▸ **DIRECTIVE**: Identify every line containing the word "Historical" and reproduce each one.

───── MATERIAL ─────

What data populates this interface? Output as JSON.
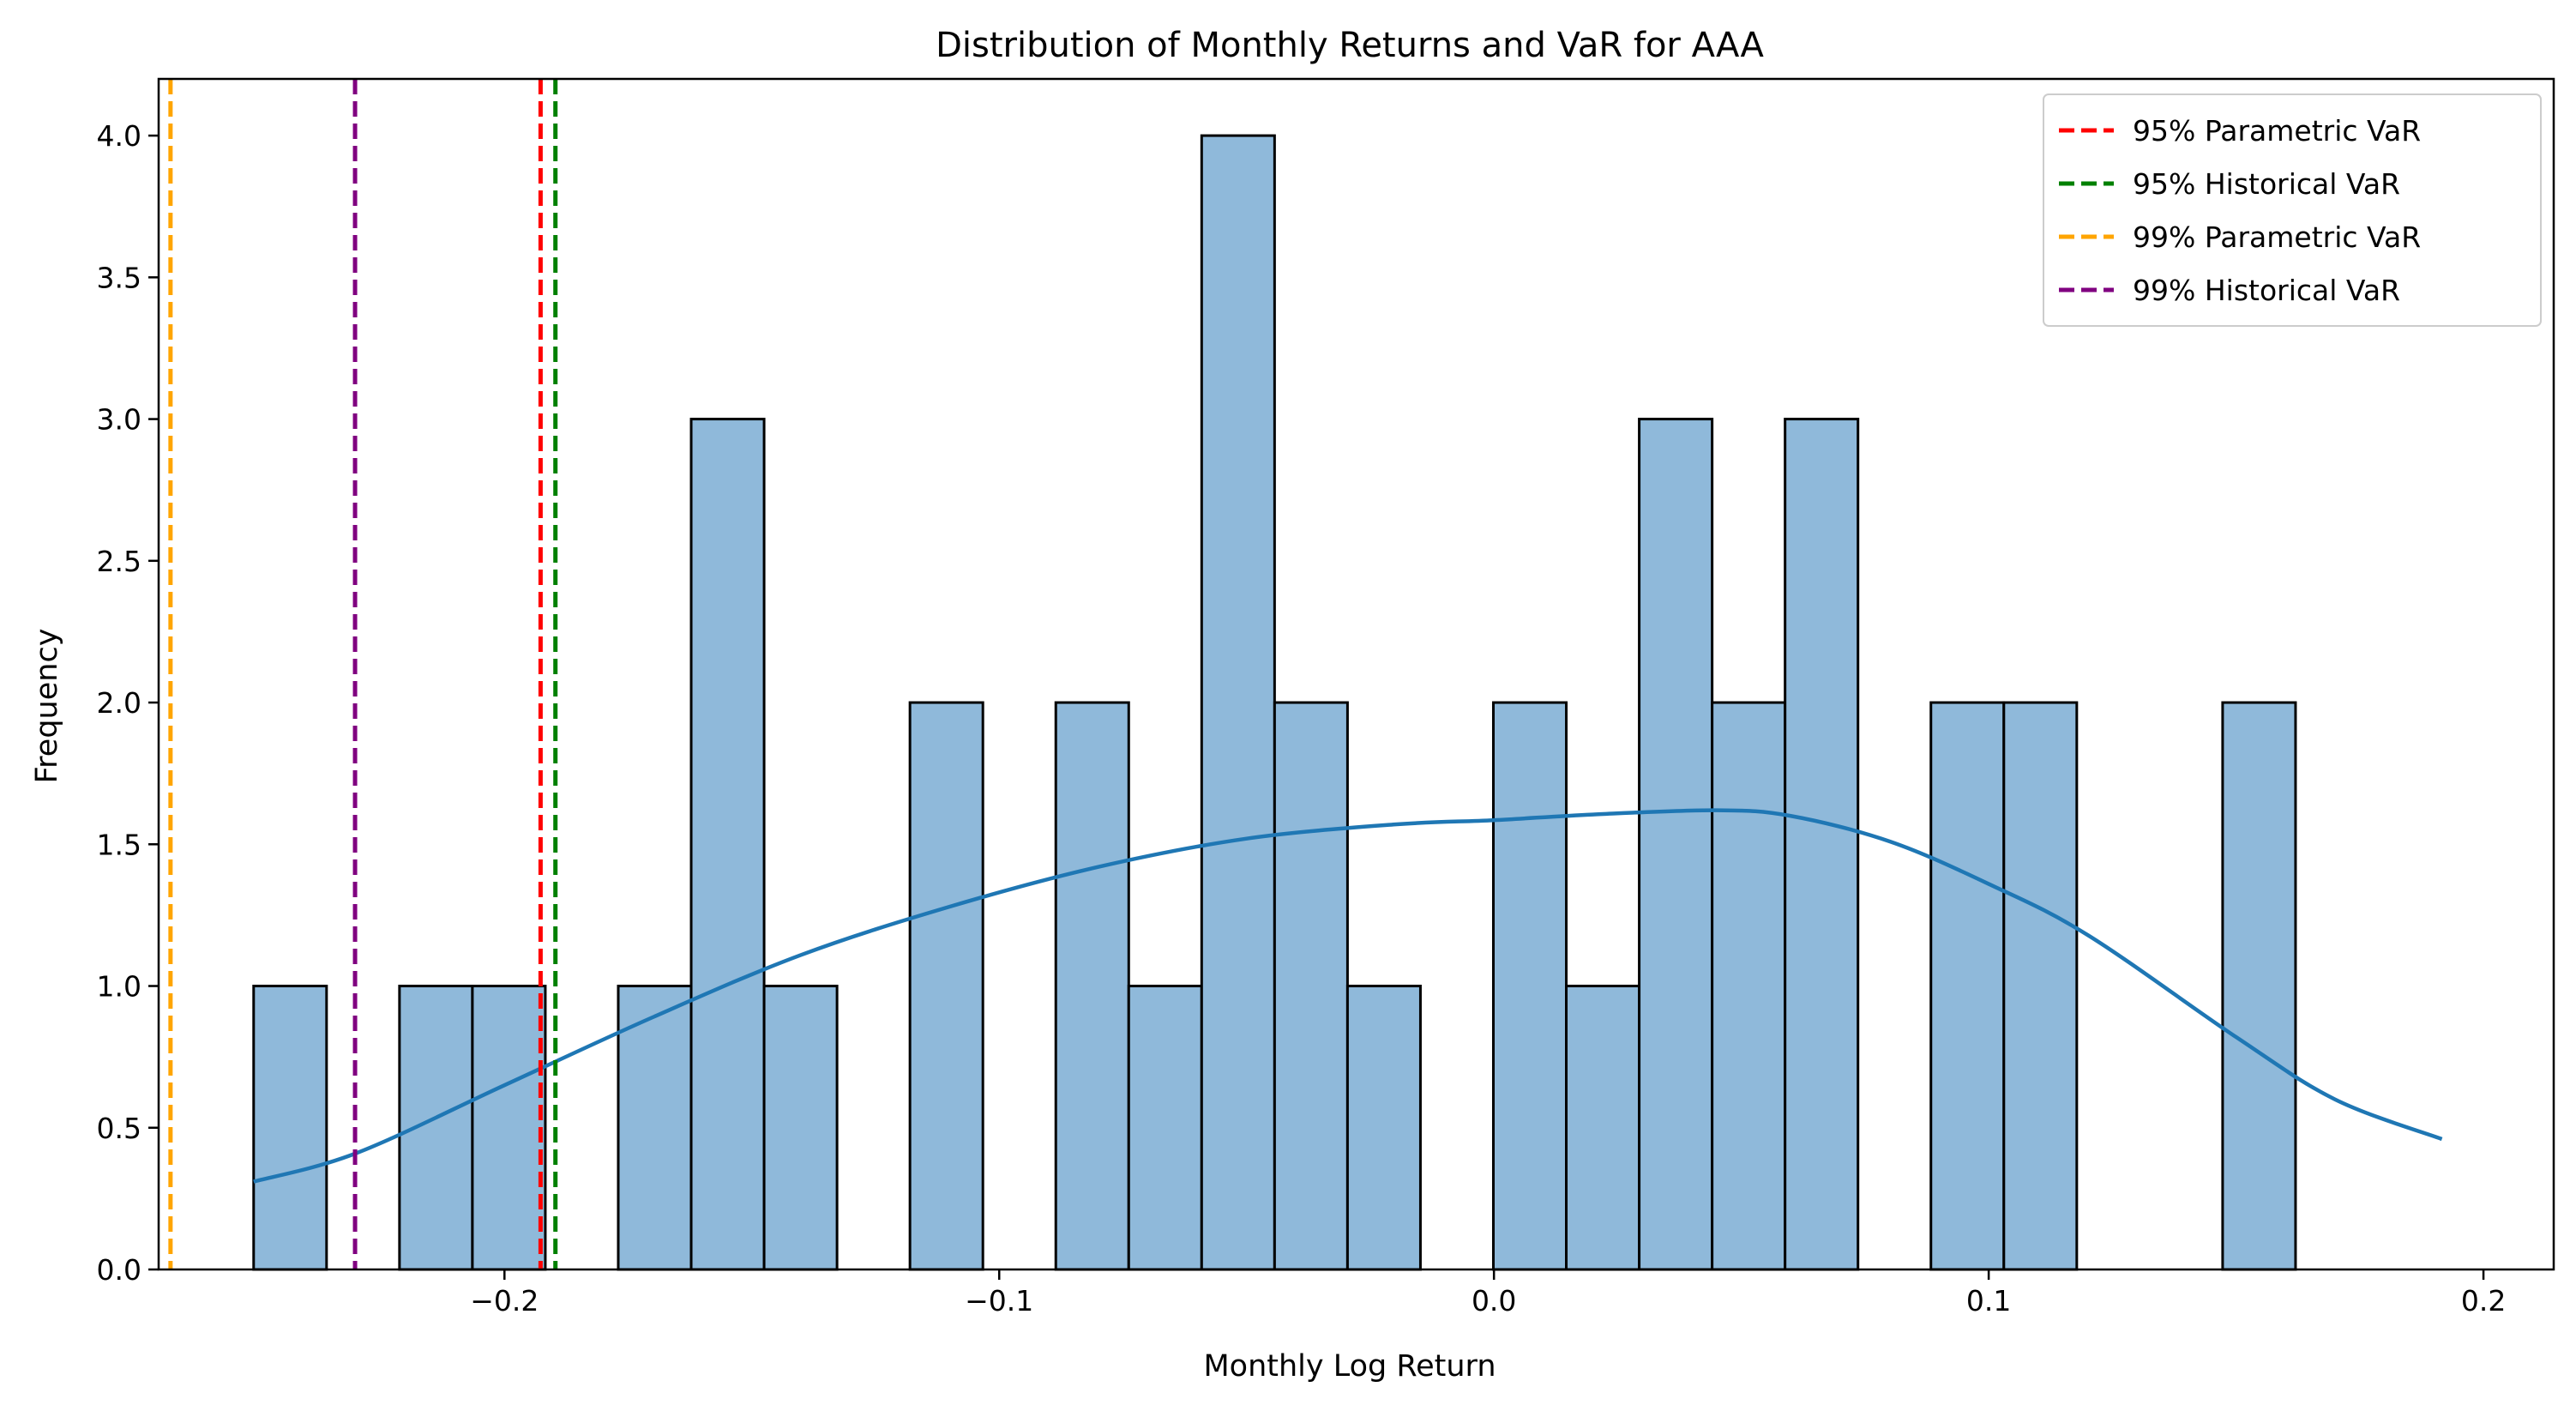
{
  "chart_data": {
    "type": "histogram",
    "title": "Distribution of Monthly Returns and VaR for AAA",
    "xlabel": "Monthly Log Return",
    "ylabel": "Frequency",
    "xlim": [
      -0.2699,
      0.2142
    ],
    "ylim": [
      0,
      4.2
    ],
    "x_ticks": [
      -0.2,
      -0.1,
      0.0,
      0.1,
      0.2
    ],
    "x_tick_labels": [
      "−0.2",
      "−0.1",
      "0.0",
      "0.1",
      "0.2"
    ],
    "y_ticks": [
      0.0,
      0.5,
      1.0,
      1.5,
      2.0,
      2.5,
      3.0,
      3.5,
      4.0
    ],
    "y_tick_labels": [
      "0.0",
      "0.5",
      "1.0",
      "1.5",
      "2.0",
      "2.5",
      "3.0",
      "3.5",
      "4.0"
    ],
    "bin_start": -0.2507,
    "bin_width": 0.01474,
    "counts": [
      1,
      0,
      1,
      1,
      0,
      1,
      3,
      1,
      0,
      2,
      0,
      2,
      1,
      4,
      2,
      1,
      0,
      2,
      1,
      3,
      2,
      3,
      0,
      2,
      2,
      0,
      0,
      2
    ],
    "bar_color": "#8fb9da",
    "bar_edge_color": "#000000",
    "kde": {
      "color": "#1f77b4",
      "x": [
        -0.2507,
        -0.23,
        -0.2,
        -0.17,
        -0.14,
        -0.11,
        -0.08,
        -0.05,
        -0.02,
        0.0,
        0.02,
        0.045,
        0.06,
        0.08,
        0.1,
        0.12,
        0.15,
        0.17,
        0.1916
      ],
      "y": [
        0.31,
        0.41,
        0.65,
        0.89,
        1.11,
        1.28,
        1.42,
        1.52,
        1.57,
        1.585,
        1.605,
        1.62,
        1.6,
        1.51,
        1.36,
        1.18,
        0.82,
        0.6,
        0.46
      ]
    },
    "var_lines": [
      {
        "label": "95% Parametric VaR",
        "x": -0.1927,
        "color": "#ff0000"
      },
      {
        "label": "95% Historical VaR",
        "x": -0.1897,
        "color": "#008000"
      },
      {
        "label": "99% Parametric VaR",
        "x": -0.2675,
        "color": "#ffa500"
      },
      {
        "label": "99% Historical VaR",
        "x": -0.2302,
        "color": "#800080"
      }
    ],
    "legend_position": "top-right"
  }
}
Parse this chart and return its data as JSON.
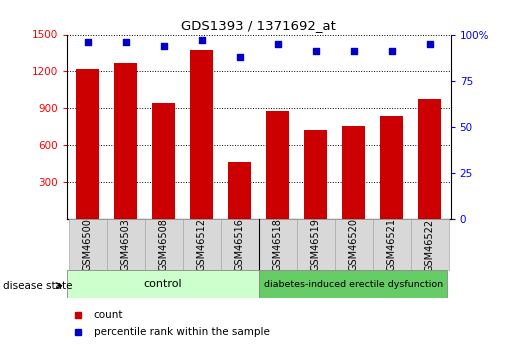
{
  "title": "GDS1393 / 1371692_at",
  "samples": [
    "GSM46500",
    "GSM46503",
    "GSM46508",
    "GSM46512",
    "GSM46516",
    "GSM46518",
    "GSM46519",
    "GSM46520",
    "GSM46521",
    "GSM46522"
  ],
  "counts": [
    1220,
    1270,
    940,
    1370,
    460,
    880,
    720,
    760,
    840,
    975
  ],
  "percentile_ranks": [
    96,
    96,
    94,
    97,
    88,
    95,
    91,
    91,
    91,
    95
  ],
  "control_label": "control",
  "disease_label": "diabetes-induced erectile dysfunction",
  "group_label": "disease state",
  "bar_color": "#cc0000",
  "dot_color": "#0000cc",
  "ylim_left": [
    0,
    1500
  ],
  "ylim_right": [
    0,
    100
  ],
  "yticks_left": [
    300,
    600,
    900,
    1200,
    1500
  ],
  "ytick_labels_left": [
    "300",
    "600",
    "900",
    "1200",
    "1500"
  ],
  "yticks_right": [
    0,
    25,
    50,
    75,
    100
  ],
  "ytick_labels_right": [
    "0",
    "25",
    "50",
    "75",
    "100%"
  ],
  "legend_count_label": "count",
  "legend_pct_label": "percentile rank within the sample",
  "background_color": "#ffffff",
  "control_bg": "#ccffcc",
  "disease_bg": "#66cc66",
  "sample_bg": "#d8d8d8",
  "sample_border": "#aaaaaa"
}
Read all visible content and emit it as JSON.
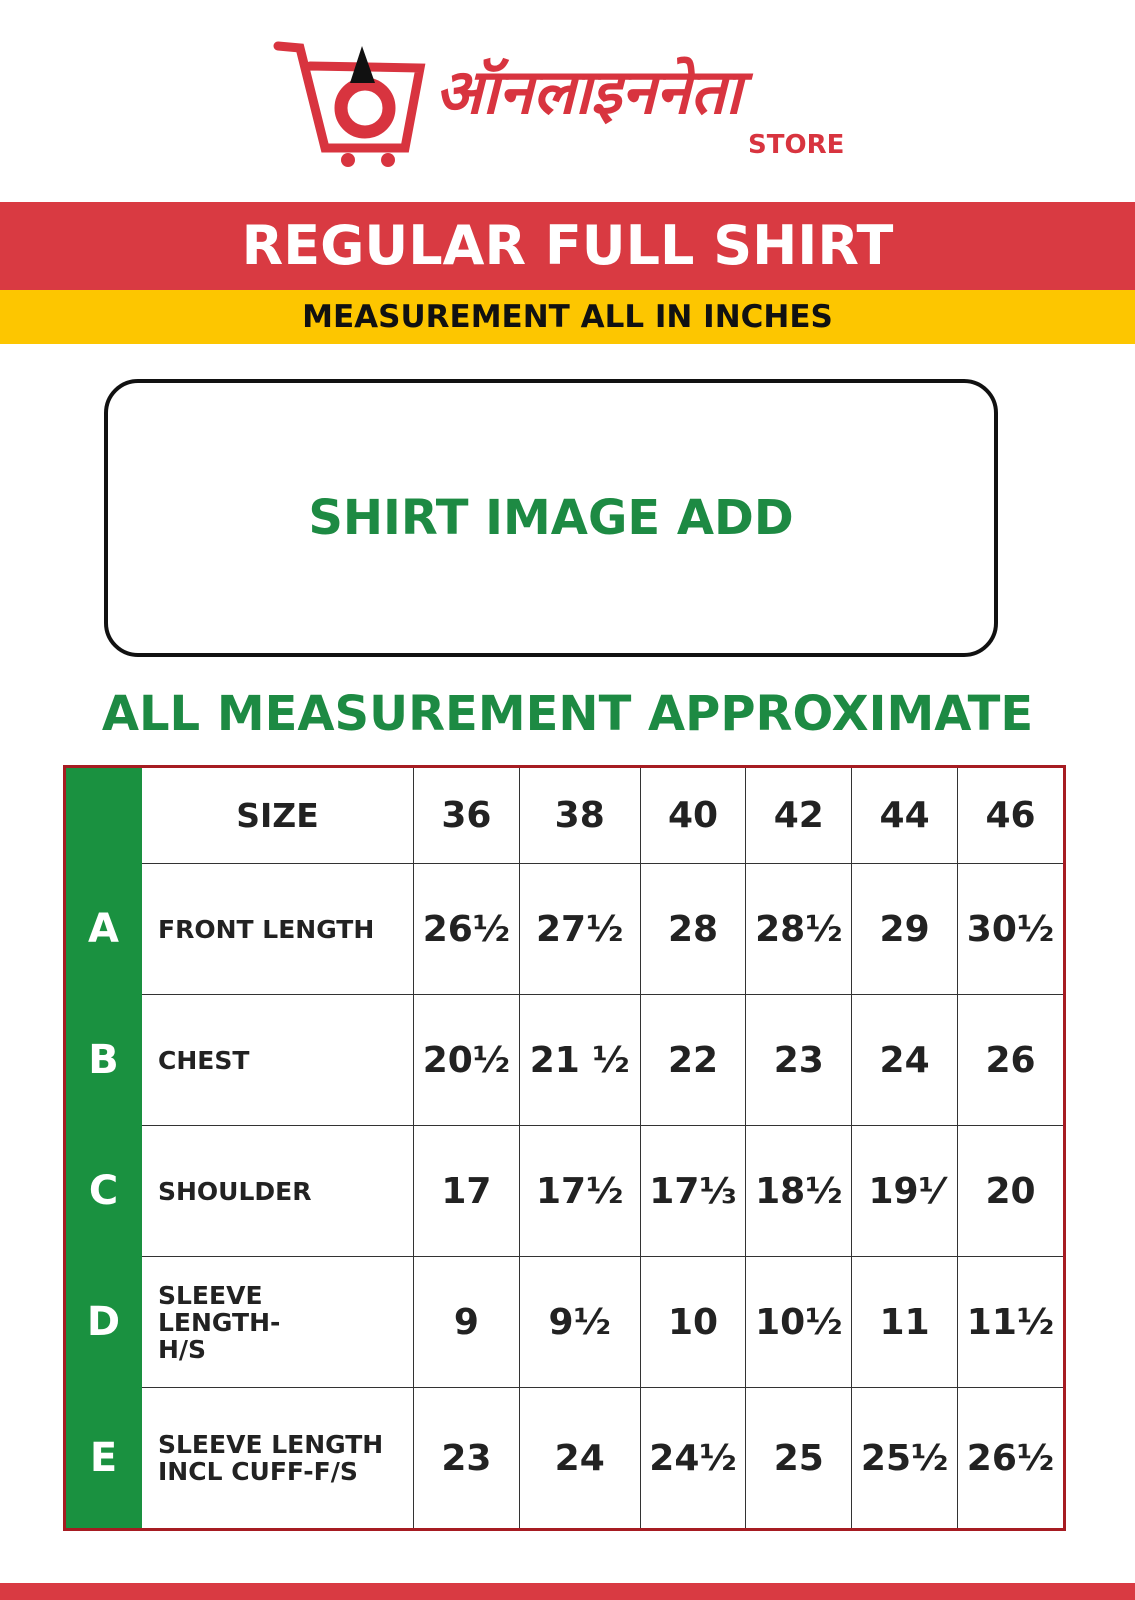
{
  "logo": {
    "text": "ऑनलाइननेता",
    "store": "STORE",
    "color": "#d8343f"
  },
  "title": "REGULAR FULL SHIRT",
  "subtitle": "MEASUREMENT ALL IN INCHES",
  "image_placeholder": "SHIRT IMAGE ADD",
  "note": "ALL MEASUREMENT APPROXIMATE",
  "colors": {
    "red": "#d93a42",
    "yellow": "#fdc600",
    "green": "#1a9140"
  },
  "table": {
    "size_label": "SIZE",
    "sizes": [
      "36",
      "38",
      "40",
      "42",
      "44",
      "46"
    ],
    "rows": [
      {
        "letter": "A",
        "label": "FRONT LENGTH",
        "values": [
          "26½",
          "27½",
          "28",
          "28½",
          "29",
          "30½"
        ]
      },
      {
        "letter": "B",
        "label": "CHEST",
        "values": [
          "20½",
          "21 ½",
          "22",
          "23",
          "24",
          "26"
        ]
      },
      {
        "letter": "C",
        "label": "SHOULDER",
        "values": [
          "17",
          "17½",
          "17⅓",
          "18½",
          "19⅟",
          "20"
        ]
      },
      {
        "letter": "D",
        "label": "SLEEVE LENGTH-H/S",
        "values": [
          "9",
          "9½",
          "10",
          "10½",
          "11",
          "11½"
        ]
      },
      {
        "letter": "E",
        "label": "SLEEVE LENGTH INCL CUFF-F/S",
        "values": [
          "23",
          "24",
          "24½",
          "25",
          "25½",
          "26½"
        ]
      }
    ]
  }
}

─────

▸ **ANSWER**:
        "label": "95% Historical VaR",
        "label": "99% Historical VaR",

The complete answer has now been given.